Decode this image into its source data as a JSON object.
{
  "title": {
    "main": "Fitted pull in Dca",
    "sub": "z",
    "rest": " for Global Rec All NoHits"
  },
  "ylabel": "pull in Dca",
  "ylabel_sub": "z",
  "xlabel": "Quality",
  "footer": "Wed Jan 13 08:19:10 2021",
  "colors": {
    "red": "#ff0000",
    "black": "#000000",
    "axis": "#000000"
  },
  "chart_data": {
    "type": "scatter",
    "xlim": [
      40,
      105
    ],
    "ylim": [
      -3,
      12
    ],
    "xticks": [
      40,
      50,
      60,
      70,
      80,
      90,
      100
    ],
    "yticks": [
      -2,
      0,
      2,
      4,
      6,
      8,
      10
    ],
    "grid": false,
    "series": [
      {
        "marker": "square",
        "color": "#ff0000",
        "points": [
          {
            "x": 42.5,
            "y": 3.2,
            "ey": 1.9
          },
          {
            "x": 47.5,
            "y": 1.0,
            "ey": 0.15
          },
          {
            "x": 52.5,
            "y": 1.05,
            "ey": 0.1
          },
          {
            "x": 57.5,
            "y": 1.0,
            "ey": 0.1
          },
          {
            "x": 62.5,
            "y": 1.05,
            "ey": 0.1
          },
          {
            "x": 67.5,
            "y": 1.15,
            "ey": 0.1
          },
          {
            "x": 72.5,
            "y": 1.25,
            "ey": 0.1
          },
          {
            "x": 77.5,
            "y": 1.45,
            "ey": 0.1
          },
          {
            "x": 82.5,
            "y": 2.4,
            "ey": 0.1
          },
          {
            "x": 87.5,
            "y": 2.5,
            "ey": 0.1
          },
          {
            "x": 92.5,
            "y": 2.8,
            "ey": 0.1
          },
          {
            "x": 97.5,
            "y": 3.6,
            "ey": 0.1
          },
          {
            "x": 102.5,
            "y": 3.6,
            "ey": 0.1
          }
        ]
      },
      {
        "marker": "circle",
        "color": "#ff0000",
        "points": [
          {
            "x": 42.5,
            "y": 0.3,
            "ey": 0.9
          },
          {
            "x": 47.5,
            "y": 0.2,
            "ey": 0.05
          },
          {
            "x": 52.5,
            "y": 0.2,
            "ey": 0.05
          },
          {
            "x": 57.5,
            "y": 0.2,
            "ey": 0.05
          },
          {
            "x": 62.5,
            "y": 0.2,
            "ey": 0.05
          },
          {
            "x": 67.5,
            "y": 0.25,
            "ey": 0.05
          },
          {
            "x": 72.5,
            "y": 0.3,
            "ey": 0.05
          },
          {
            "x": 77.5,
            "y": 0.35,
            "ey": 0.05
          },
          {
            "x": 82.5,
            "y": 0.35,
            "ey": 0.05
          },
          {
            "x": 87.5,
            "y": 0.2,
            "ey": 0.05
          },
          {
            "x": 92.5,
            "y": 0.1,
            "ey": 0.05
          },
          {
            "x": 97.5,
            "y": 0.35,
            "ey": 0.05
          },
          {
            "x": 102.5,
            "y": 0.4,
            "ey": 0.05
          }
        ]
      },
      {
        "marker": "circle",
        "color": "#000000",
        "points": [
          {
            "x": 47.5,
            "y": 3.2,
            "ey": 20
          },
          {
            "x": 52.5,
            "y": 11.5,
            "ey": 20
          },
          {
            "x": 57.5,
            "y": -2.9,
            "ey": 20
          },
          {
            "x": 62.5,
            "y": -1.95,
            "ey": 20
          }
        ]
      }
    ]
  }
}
# # #
▸ **Exercise prompt**
Repeat the records above exactly, from the first line to the last.

▸ **Output below**
Decode this image into its source data as a JSON object.
{
  "title": {
    "main": "Fitted pull in Dca",
    "sub": "z",
    "rest": " for Global Rec All NoHits"
  },
  "ylabel": "pull in Dca",
  "ylabel_sub": "z",
  "xlabel": "Quality",
  "footer": "Wed Jan 13 08:19:10 2021",
  "colors": {
    "red": "#ff0000",
    "black": "#000000",
    "axis": "#000000"
  },
  "chart_data": {
    "type": "scatter",
    "xlim": [
      40,
      105
    ],
    "ylim": [
      -3,
      12
    ],
    "xticks": [
      40,
      50,
      60,
      70,
      80,
      90,
      100
    ],
    "yticks": [
      -2,
      0,
      2,
      4,
      6,
      8,
      10
    ],
    "grid": false,
    "series": [
      {
        "marker": "square",
        "color": "#ff0000",
        "points": [
          {
            "x": 42.5,
            "y": 3.2,
            "ey": 1.9
          },
          {
            "x": 47.5,
            "y": 1.0,
            "ey": 0.15
          },
          {
            "x": 52.5,
            "y": 1.05,
            "ey": 0.1
          },
          {
            "x": 57.5,
            "y": 1.0,
            "ey": 0.1
          },
          {
            "x": 62.5,
            "y": 1.05,
            "ey": 0.1
          },
          {
            "x": 67.5,
            "y": 1.15,
            "ey": 0.1
          },
          {
            "x": 72.5,
            "y": 1.25,
            "ey": 0.1
          },
          {
            "x": 77.5,
            "y": 1.45,
            "ey": 0.1
          },
          {
            "x": 82.5,
            "y": 2.4,
            "ey": 0.1
          },
          {
            "x": 87.5,
            "y": 2.5,
            "ey": 0.1
          },
          {
            "x": 92.5,
            "y": 2.8,
            "ey": 0.1
          },
          {
            "x": 97.5,
            "y": 3.6,
            "ey": 0.1
          },
          {
            "x": 102.5,
            "y": 3.6,
            "ey": 0.1
          }
        ]
      },
      {
        "marker": "circle",
        "color": "#ff0000",
        "points": [
          {
            "x": 42.5,
            "y": 0.3,
            "ey": 0.9
          },
          {
            "x": 47.5,
            "y": 0.2,
            "ey": 0.05
          },
          {
            "x": 52.5,
            "y": 0.2,
            "ey": 0.05
          },
          {
            "x": 57.5,
            "y": 0.2,
            "ey": 0.05
          },
          {
            "x": 62.5,
            "y": 0.2,
            "ey": 0.05
          },
          {
            "x": 67.5,
            "y": 0.25,
            "ey": 0.05
          },
          {
            "x": 72.5,
            "y": 0.3,
            "ey": 0.05
          },
          {
            "x": 77.5,
            "y": 0.35,
            "ey": 0.05
          },
          {
            "x": 82.5,
            "y": 0.35,
            "ey": 0.05
          },
          {
            "x": 87.5,
            "y": 0.2,
            "ey": 0.05
          },
          {
            "x": 92.5,
            "y": 0.1,
            "ey": 0.05
          },
          {
            "x": 97.5,
            "y": 0.35,
            "ey": 0.05
          },
          {
            "x": 102.5,
            "y": 0.4,
            "ey": 0.05
          }
        ]
      },
      {
        "marker": "circle",
        "color": "#000000",
        "points": [
          {
            "x": 47.5,
            "y": 3.2,
            "ey": 20
          },
          {
            "x": 52.5,
            "y": 11.5,
            "ey": 20
          },
          {
            "x": 57.5,
            "y": -2.9,
            "ey": 20
          },
          {
            "x": 62.5,
            "y": -1.95,
            "ey": 20
          }
        ]
      }
    ]
  }
}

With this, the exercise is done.